** start **

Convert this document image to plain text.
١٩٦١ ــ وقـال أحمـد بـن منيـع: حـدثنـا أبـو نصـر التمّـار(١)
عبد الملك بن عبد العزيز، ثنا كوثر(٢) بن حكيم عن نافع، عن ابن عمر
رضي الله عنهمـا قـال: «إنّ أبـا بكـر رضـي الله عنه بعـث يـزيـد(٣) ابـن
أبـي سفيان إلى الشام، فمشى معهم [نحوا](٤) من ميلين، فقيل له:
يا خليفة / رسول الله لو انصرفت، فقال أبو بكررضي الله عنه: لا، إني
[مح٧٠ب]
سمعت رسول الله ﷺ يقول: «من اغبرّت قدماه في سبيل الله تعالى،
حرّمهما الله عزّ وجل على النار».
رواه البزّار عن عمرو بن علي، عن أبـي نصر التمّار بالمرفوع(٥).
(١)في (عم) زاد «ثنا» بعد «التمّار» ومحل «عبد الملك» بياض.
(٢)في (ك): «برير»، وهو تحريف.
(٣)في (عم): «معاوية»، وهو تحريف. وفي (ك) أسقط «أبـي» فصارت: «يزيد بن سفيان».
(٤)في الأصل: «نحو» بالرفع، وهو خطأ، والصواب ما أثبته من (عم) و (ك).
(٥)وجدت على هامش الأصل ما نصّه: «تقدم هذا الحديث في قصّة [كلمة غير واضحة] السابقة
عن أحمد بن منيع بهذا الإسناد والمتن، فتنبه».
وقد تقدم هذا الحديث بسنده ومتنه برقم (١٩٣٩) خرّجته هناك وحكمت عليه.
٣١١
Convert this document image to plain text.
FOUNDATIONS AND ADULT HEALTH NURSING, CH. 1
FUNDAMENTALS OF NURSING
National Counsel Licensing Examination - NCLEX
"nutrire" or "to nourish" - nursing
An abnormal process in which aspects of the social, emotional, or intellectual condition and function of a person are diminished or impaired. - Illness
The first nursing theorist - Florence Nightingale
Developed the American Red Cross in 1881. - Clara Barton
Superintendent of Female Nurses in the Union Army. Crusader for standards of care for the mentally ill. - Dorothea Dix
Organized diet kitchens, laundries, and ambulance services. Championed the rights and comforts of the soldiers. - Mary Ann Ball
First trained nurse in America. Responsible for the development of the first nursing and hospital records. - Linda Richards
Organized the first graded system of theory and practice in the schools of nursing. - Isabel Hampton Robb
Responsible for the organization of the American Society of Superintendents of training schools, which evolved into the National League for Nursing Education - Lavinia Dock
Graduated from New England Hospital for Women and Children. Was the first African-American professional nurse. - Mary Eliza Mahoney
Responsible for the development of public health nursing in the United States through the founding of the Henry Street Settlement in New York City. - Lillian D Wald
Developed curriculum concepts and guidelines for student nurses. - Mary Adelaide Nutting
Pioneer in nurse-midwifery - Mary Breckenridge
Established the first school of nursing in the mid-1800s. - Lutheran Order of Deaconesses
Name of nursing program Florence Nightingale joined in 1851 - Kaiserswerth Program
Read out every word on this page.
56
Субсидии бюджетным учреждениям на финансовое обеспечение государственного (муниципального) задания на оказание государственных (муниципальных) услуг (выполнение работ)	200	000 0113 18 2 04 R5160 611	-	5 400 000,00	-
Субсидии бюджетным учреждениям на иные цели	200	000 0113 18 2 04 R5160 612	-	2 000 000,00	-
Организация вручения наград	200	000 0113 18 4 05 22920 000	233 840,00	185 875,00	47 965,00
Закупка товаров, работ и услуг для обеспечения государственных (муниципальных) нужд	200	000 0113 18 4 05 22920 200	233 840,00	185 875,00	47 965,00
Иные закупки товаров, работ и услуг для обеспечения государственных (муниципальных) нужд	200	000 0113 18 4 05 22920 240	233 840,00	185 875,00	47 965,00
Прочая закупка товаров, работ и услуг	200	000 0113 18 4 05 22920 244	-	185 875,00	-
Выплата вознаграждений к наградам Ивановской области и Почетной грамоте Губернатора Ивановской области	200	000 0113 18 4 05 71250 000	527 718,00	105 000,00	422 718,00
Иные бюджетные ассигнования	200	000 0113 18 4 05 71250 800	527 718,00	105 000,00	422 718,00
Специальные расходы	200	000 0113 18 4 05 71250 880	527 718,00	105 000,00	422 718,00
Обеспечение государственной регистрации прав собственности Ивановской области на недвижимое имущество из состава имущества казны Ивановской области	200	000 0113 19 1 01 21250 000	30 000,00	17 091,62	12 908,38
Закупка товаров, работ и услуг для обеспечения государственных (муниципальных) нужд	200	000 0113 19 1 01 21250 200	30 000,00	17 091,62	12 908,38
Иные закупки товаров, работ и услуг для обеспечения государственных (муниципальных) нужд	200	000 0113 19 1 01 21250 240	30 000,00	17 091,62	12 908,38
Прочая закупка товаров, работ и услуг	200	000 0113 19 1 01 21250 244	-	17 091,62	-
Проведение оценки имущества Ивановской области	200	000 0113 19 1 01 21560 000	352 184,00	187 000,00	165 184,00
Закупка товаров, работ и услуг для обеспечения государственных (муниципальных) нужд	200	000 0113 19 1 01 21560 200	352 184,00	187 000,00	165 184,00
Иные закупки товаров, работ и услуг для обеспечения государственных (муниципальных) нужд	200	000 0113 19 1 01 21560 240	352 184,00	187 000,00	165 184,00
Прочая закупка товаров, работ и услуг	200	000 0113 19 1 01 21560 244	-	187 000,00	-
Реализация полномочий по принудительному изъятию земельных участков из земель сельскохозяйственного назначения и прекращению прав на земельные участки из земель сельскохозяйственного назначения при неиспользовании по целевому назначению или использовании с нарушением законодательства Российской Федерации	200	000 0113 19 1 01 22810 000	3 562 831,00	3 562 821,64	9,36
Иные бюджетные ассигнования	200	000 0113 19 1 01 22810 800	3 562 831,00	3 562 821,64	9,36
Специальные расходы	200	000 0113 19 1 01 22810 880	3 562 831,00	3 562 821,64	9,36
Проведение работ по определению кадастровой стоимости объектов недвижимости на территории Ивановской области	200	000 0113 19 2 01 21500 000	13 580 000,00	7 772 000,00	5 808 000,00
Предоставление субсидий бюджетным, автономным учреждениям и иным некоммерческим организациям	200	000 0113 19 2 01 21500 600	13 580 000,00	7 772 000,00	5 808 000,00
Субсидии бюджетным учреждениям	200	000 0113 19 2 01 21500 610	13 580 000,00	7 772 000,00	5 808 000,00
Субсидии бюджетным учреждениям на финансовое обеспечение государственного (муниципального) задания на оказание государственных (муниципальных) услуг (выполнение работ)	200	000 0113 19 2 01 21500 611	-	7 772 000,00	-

** end **

Objective: Each line of the material must be restated exactly.

Response for this exercise:
Convert this document image to plain text.
١٩٦١ ــ وقـال أحمـد بـن منيـع: حـدثنـا أبـو نصـر التمّـار(١)
عبد الملك بن عبد العزيز، ثنا كوثر(٢) بن حكيم عن نافع، عن ابن عمر
رضي الله عنهمـا قـال: «إنّ أبـا بكـر رضـي الله عنه بعـث يـزيـد(٣) ابـن
أبـي سفيان إلى الشام، فمشى معهم [نحوا](٤) من ميلين، فقيل له:
يا خليفة / رسول الله لو انصرفت، فقال أبو بكررضي الله عنه: لا، إني
[مح٧٠ب]
سمعت رسول الله ﷺ يقول: «من اغبرّت قدماه في سبيل الله تعالى،
حرّمهما الله عزّ وجل على النار».
رواه البزّار عن عمرو بن علي، عن أبـي نصر التمّار بالمرفوع(٥).
(١)في (عم) زاد «ثنا» بعد «التمّار» ومحل «عبد الملك» بياض.
(٢)في (ك): «برير»، وهو تحريف.
(٣)في (عم): «معاوية»، وهو تحريف. وفي (ك) أسقط «أبـي» فصارت: «يزيد بن سفيان».
(٤)في الأصل: «نحو» بالرفع، وهو خطأ، والصواب ما أثبته من (عم) و (ك).
(٥)وجدت على هامش الأصل ما نصّه: «تقدم هذا الحديث في قصّة [كلمة غير واضحة] السابقة
عن أحمد بن منيع بهذا الإسناد والمتن، فتنبه».
وقد تقدم هذا الحديث بسنده ومتنه برقم (١٩٣٩) خرّجته هناك وحكمت عليه.
٣١١
Convert this document image to plain text.
FOUNDATIONS AND ADULT HEALTH NURSING, CH. 1
FUNDAMENTALS OF NURSING
National Counsel Licensing Examination - NCLEX
"nutrire" or "to nourish" - nursing
An abnormal process in which aspects of the social, emotional, or intellectual condition and function of a person are diminished or impaired. - Illness
The first nursing theorist - Florence Nightingale
Developed the American Red Cross in 1881. - Clara Barton
Superintendent of Female Nurses in the Union Army. Crusader for standards of care for the mentally ill. - Dorothea Dix
Organized diet kitchens, laundries, and ambulance services. Championed the rights and comforts of the soldiers. - Mary Ann Ball
First trained nurse in America. Responsible for the development of the first nursing and hospital records. - Linda Richards
Organized the first graded system of theory and practice in the schools of nursing. - Isabel Hampton Robb
Responsible for the organization of the American Society of Superintendents of training schools, which evolved into the National League for Nursing Education - Lavinia Dock
Graduated from New England Hospital for Women and Children. Was the first African-American professional nurse. - Mary Eliza Mahoney
Responsible for the development of public health nursing in the United States through the founding of the Henry Street Settlement in New York City. - Lillian D Wald
Developed curriculum concepts and guidelines for student nurses. - Mary Adelaide Nutting
Pioneer in nurse-midwifery - Mary Breckenridge
Established the first school of nursing in the mid-1800s. - Lutheran Order of Deaconesses
Name of nursing program Florence Nightingale joined in 1851 - Kaiserswerth Program
Read out every word on this page.
56
Субсидии бюджетным учреждениям на финансовое обеспечение государственного (муниципального) задания на оказание государственных (муниципальных) услуг (выполнение работ)	200	000 0113 18 2 04 R5160 611	-	5 400 000,00	-
Субсидии бюджетным учреждениям на иные цели	200	000 0113 18 2 04 R5160 612	-	2 000 000,00	-
Организация вручения наград	200	000 0113 18 4 05 22920 000	233 840,00	185 875,00	47 965,00
Закупка товаров, работ и услуг для обеспечения государственных (муниципальных) нужд	200	000 0113 18 4 05 22920 200	233 840,00	185 875,00	47 965,00
Иные закупки товаров, работ и услуг для обеспечения государственных (муниципальных) нужд	200	000 0113 18 4 05 22920 240	233 840,00	185 875,00	47 965,00
Прочая закупка товаров, работ и услуг	200	000 0113 18 4 05 22920 244	-	185 875,00	-
Выплата вознаграждений к наградам Ивановской области и Почетной грамоте Губернатора Ивановской области	200	000 0113 18 4 05 71250 000	527 718,00	105 000,00	422 718,00
Иные бюджетные ассигнования	200	000 0113 18 4 05 71250 800	527 718,00	105 000,00	422 718,00
Специальные расходы	200	000 0113 18 4 05 71250 880	527 718,00	105 000,00	422 718,00
Обеспечение государственной регистрации прав собственности Ивановской области на недвижимое имущество из состава имущества казны Ивановской области	200	000 0113 19 1 01 21250 000	30 000,00	17 091,62	12 908,38
Закупка товаров, работ и услуг для обеспечения государственных (муниципальных) нужд	200	000 0113 19 1 01 21250 200	30 000,00	17 091,62	12 908,38
Иные закупки товаров, работ и услуг для обеспечения государственных (муниципальных) нужд	200	000 0113 19 1 01 21250 240	30 000,00	17 091,62	12 908,38
Прочая закупка товаров, работ и услуг	200	000 0113 19 1 01 21250 244	-	17 091,62	-
Проведение оценки имущества Ивановской области	200	000 0113 19 1 01 21560 000	352 184,00	187 000,00	165 184,00
Закупка товаров, работ и услуг для обеспечения государственных (муниципальных) нужд	200	000 0113 19 1 01 21560 200	352 184,00	187 000,00	165 184,00
Иные закупки товаров, работ и услуг для обеспечения государственных (муниципальных) нужд	200	000 0113 19 1 01 21560 240	352 184,00	187 000,00	165 184,00
Прочая закупка товаров, работ и услуг	200	000 0113 19 1 01 21560 244	-	187 000,00	-
Реализация полномочий по принудительному изъятию земельных участков из земель сельскохозяйственного назначения и прекращению прав на земельные участки из земель сельскохозяйственного назначения при неиспользовании по целевому назначению или использовании с нарушением законодательства Российской Федерации	200	000 0113 19 1 01 22810 000	3 562 831,00	3 562 821,64	9,36
Иные бюджетные ассигнования	200	000 0113 19 1 01 22810 800	3 562 831,00	3 562 821,64	9,36
Специальные расходы	200	000 0113 19 1 01 22810 880	3 562 831,00	3 562 821,64	9,36
Проведение работ по определению кадастровой стоимости объектов недвижимости на территории Ивановской области	200	000 0113 19 2 01 21500 000	13 580 000,00	7 772 000,00	5 808 000,00
Предоставление субсидий бюджетным, автономным учреждениям и иным некоммерческим организациям	200	000 0113 19 2 01 21500 600	13 580 000,00	7 772 000,00	5 808 000,00
Субсидии бюджетным учреждениям	200	000 0113 19 2 01 21500 610	13 580 000,00	7 772 000,00	5 808 000,00
Субсидии бюджетным учреждениям на финансовое обеспечение государственного (муниципального) задания на оказание государственных (муниципальных) услуг (выполнение работ)	200	000 0113 19 2 01 21500 611	-	7 772 000,00	-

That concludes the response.